## Aim of the exercise
Pull out every line below that holds the word "protective".

## The input
= = = = = = =

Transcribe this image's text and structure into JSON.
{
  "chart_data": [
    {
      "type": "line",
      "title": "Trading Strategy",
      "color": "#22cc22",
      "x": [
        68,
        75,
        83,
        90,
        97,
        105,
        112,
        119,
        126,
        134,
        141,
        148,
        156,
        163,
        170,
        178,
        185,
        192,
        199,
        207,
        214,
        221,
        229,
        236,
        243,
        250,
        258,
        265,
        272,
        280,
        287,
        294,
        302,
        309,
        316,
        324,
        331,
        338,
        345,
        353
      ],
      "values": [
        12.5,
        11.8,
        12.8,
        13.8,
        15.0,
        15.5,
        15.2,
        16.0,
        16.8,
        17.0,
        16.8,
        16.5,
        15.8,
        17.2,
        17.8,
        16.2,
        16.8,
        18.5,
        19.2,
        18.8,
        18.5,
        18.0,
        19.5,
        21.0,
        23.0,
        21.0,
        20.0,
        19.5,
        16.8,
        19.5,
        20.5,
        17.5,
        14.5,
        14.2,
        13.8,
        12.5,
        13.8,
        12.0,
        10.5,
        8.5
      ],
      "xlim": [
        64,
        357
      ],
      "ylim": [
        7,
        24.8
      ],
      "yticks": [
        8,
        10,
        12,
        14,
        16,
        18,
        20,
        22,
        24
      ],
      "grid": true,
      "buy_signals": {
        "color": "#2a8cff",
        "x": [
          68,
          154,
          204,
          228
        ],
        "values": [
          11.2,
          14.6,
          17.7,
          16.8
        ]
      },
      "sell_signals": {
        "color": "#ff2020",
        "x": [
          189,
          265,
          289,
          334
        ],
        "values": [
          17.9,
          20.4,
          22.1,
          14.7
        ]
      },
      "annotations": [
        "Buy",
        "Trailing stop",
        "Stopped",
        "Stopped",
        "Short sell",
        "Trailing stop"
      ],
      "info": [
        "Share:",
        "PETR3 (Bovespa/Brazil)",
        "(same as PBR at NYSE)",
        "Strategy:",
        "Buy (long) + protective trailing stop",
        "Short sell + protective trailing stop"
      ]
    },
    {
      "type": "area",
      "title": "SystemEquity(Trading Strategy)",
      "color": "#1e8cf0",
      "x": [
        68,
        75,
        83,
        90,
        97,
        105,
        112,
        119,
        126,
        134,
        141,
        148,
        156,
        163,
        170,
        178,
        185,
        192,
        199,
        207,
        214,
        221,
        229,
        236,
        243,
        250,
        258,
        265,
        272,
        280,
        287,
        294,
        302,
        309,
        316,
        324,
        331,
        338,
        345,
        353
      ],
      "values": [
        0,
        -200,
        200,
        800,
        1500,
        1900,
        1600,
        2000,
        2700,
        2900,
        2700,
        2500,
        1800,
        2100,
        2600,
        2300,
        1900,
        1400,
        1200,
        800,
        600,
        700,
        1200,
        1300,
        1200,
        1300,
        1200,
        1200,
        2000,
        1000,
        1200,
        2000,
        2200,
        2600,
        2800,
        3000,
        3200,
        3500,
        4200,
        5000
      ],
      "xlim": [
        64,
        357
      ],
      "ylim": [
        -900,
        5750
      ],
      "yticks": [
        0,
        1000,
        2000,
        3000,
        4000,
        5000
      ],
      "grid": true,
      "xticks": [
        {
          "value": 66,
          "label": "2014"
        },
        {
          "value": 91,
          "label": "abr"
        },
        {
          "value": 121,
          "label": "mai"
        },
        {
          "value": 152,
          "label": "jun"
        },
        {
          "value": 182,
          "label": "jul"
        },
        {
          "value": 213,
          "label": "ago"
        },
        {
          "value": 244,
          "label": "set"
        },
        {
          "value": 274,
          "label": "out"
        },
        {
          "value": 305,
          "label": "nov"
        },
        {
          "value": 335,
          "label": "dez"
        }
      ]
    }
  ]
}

= = = = = = =

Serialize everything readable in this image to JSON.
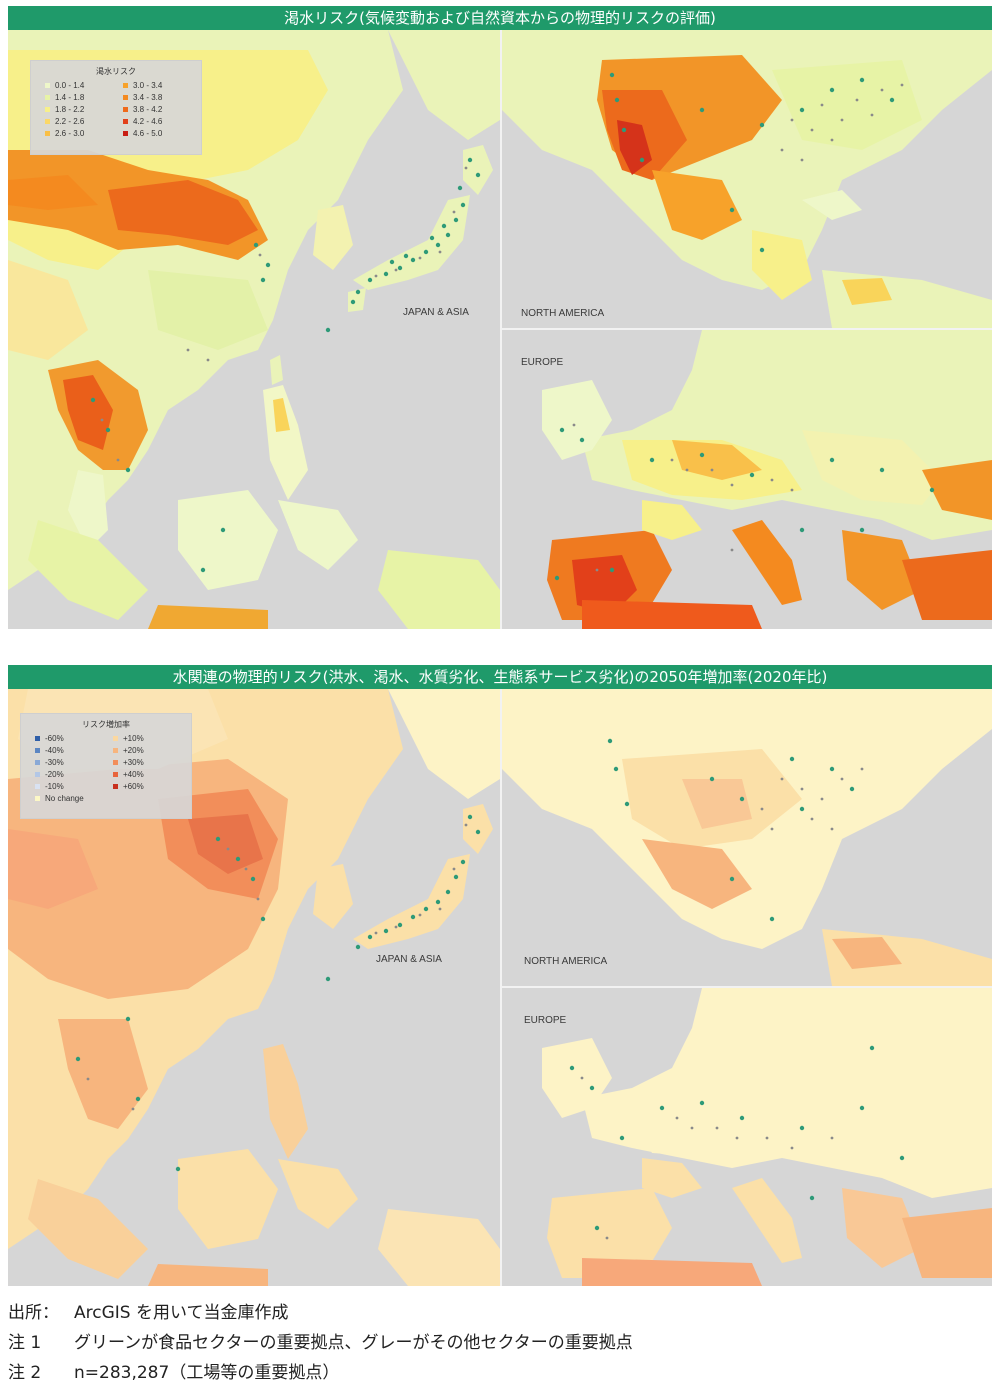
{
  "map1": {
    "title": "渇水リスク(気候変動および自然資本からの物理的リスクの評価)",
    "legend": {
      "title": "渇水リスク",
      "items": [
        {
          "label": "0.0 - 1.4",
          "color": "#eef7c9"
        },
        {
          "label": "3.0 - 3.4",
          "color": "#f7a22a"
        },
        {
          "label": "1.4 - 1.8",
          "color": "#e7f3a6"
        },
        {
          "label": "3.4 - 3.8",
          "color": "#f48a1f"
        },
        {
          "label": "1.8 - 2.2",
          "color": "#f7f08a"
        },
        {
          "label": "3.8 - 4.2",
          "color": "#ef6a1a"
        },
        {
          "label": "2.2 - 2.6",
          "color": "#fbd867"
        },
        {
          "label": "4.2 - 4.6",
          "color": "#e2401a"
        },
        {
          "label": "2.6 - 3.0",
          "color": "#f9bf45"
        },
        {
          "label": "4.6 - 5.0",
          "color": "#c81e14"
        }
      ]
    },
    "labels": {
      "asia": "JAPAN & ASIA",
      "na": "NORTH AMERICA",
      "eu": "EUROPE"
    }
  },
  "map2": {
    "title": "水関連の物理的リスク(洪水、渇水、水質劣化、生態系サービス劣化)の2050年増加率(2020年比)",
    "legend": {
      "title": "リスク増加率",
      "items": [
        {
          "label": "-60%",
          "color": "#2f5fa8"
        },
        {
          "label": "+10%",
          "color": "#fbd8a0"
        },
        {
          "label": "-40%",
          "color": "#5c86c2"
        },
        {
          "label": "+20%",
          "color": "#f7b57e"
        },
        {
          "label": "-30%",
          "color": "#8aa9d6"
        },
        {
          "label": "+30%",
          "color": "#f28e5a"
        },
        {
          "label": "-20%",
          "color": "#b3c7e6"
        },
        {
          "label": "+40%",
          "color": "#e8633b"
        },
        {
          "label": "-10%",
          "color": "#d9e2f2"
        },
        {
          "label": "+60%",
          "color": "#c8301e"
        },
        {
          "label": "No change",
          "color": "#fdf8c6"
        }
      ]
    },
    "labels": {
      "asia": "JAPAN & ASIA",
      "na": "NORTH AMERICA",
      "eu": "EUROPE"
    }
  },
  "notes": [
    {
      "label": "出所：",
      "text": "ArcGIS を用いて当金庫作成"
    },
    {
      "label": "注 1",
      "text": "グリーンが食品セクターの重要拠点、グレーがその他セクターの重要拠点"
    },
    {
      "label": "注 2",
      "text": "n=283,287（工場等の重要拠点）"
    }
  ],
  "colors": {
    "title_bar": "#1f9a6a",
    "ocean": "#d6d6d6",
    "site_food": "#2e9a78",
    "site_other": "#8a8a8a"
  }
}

= = = = = = =

## Solution for this task
        "Buy (long) + protective trailing stop",
        "Short sell + protective trailing stop"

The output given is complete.